_Records supplied_.

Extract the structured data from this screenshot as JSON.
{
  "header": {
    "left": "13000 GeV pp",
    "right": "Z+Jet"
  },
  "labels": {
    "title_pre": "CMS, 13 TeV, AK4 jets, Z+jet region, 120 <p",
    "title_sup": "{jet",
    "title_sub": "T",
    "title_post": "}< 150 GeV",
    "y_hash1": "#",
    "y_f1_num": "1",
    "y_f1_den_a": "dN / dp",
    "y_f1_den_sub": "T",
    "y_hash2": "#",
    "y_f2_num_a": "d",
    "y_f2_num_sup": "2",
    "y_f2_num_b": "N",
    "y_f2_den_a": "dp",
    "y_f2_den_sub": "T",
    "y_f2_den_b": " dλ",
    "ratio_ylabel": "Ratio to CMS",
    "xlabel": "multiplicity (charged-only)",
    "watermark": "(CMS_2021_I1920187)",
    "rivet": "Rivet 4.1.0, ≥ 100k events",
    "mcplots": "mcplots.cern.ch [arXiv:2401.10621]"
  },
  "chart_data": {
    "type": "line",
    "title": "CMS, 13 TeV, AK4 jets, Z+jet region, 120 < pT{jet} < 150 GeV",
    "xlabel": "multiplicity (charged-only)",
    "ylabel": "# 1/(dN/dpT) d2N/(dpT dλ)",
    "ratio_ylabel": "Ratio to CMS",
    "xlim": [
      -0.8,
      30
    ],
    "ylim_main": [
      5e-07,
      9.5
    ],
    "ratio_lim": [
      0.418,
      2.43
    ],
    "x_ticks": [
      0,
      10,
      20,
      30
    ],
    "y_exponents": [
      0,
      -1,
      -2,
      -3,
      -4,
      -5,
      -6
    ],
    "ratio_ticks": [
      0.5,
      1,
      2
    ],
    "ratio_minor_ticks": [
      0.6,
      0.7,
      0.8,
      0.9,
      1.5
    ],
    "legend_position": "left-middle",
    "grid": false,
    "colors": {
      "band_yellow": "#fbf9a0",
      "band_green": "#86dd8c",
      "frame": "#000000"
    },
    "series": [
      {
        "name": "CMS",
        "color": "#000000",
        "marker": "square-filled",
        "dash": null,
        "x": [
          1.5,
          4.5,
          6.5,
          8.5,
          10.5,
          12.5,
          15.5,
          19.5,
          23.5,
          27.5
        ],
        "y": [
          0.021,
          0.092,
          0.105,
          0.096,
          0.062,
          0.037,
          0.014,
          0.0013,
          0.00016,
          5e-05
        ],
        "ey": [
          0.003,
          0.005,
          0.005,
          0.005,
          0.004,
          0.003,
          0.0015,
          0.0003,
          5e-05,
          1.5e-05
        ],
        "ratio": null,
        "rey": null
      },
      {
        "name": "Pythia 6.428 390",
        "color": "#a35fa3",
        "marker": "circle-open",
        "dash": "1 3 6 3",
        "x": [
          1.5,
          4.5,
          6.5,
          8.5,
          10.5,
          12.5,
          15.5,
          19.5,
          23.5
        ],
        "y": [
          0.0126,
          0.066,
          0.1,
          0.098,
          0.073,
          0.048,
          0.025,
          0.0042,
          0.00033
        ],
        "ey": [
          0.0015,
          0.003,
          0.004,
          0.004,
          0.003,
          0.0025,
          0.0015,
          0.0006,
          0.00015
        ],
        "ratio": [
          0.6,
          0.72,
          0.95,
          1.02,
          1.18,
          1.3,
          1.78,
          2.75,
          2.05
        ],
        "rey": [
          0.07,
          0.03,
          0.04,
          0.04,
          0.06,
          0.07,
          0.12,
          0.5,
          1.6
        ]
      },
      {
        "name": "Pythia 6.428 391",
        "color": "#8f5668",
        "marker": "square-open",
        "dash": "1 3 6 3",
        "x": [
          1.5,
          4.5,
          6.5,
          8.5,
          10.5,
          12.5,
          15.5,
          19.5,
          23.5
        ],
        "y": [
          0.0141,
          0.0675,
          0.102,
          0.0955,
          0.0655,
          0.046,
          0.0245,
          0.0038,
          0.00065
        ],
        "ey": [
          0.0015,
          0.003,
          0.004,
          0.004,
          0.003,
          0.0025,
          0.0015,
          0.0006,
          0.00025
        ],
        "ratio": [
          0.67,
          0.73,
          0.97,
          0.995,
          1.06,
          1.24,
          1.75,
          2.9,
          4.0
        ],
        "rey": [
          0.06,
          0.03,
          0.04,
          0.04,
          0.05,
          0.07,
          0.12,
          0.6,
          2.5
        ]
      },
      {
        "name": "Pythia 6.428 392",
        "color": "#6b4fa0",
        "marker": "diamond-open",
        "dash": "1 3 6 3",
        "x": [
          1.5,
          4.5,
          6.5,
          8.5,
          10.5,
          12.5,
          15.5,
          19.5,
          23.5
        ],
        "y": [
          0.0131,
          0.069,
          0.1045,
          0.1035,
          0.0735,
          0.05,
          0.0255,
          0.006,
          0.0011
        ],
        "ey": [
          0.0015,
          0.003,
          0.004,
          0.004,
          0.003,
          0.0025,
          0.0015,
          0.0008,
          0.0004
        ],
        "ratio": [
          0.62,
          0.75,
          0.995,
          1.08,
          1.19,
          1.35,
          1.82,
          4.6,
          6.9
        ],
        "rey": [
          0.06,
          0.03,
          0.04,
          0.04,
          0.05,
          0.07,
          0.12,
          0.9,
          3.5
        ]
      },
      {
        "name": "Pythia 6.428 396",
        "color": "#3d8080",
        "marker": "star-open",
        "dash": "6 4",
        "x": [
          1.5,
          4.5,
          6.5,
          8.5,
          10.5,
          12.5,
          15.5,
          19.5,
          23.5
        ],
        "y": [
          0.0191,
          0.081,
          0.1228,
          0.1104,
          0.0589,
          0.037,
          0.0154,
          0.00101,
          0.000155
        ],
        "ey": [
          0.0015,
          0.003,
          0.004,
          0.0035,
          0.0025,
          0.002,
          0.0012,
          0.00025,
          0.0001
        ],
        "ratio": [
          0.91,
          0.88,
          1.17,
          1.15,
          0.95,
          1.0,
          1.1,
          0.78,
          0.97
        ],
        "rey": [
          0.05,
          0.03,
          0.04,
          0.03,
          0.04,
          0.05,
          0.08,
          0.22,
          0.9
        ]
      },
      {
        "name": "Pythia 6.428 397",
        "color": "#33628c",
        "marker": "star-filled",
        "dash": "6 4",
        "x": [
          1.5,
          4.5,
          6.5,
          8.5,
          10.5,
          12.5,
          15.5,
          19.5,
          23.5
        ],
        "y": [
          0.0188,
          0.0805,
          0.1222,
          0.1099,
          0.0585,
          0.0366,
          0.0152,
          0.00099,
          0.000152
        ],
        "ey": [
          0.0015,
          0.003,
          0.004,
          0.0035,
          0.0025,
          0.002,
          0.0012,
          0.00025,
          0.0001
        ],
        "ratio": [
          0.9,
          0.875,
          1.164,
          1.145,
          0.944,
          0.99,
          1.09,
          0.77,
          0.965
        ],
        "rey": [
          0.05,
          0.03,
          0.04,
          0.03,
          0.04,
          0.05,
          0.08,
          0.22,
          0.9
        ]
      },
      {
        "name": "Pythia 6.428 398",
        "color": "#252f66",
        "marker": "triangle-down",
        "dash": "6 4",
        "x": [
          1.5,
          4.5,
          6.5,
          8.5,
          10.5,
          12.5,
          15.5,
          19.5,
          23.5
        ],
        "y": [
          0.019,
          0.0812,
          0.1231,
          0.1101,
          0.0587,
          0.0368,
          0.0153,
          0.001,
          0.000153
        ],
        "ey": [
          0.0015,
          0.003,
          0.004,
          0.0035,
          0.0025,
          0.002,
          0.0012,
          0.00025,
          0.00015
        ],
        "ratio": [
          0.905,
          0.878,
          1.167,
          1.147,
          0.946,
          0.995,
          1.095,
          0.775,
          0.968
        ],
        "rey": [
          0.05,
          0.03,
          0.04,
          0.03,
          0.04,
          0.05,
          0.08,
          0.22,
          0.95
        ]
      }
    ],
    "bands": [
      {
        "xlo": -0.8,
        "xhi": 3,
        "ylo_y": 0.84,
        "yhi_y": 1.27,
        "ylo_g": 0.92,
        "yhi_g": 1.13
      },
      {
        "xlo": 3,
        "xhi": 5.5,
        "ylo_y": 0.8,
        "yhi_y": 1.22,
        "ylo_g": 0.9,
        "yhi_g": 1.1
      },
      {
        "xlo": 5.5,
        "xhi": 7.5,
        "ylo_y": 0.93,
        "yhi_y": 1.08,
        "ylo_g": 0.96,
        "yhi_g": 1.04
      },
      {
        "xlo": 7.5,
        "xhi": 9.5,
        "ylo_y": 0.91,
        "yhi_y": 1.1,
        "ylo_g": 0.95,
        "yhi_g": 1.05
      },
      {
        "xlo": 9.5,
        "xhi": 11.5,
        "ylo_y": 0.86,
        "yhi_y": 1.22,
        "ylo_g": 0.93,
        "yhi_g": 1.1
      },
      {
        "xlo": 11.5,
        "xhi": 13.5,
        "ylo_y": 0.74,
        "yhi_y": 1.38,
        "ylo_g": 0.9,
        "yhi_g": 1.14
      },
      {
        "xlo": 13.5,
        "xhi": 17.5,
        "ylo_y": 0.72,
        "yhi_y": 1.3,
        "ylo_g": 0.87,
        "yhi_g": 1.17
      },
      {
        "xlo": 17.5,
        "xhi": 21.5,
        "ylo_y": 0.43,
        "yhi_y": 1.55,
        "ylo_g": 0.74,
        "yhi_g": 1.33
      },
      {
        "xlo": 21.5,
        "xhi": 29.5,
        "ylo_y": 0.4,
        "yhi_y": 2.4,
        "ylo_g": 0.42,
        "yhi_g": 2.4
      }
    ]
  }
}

_Set task_. From the entries above, select each line containing the string "marker".

_Solution to the exercise_.
        "marker": "square-filled",
        "marker": "circle-open",
        "marker": "square-open",
        "marker": "diamond-open",
        "marker": "star-open",
        "marker": "star-filled",
        "marker": "triangle-down",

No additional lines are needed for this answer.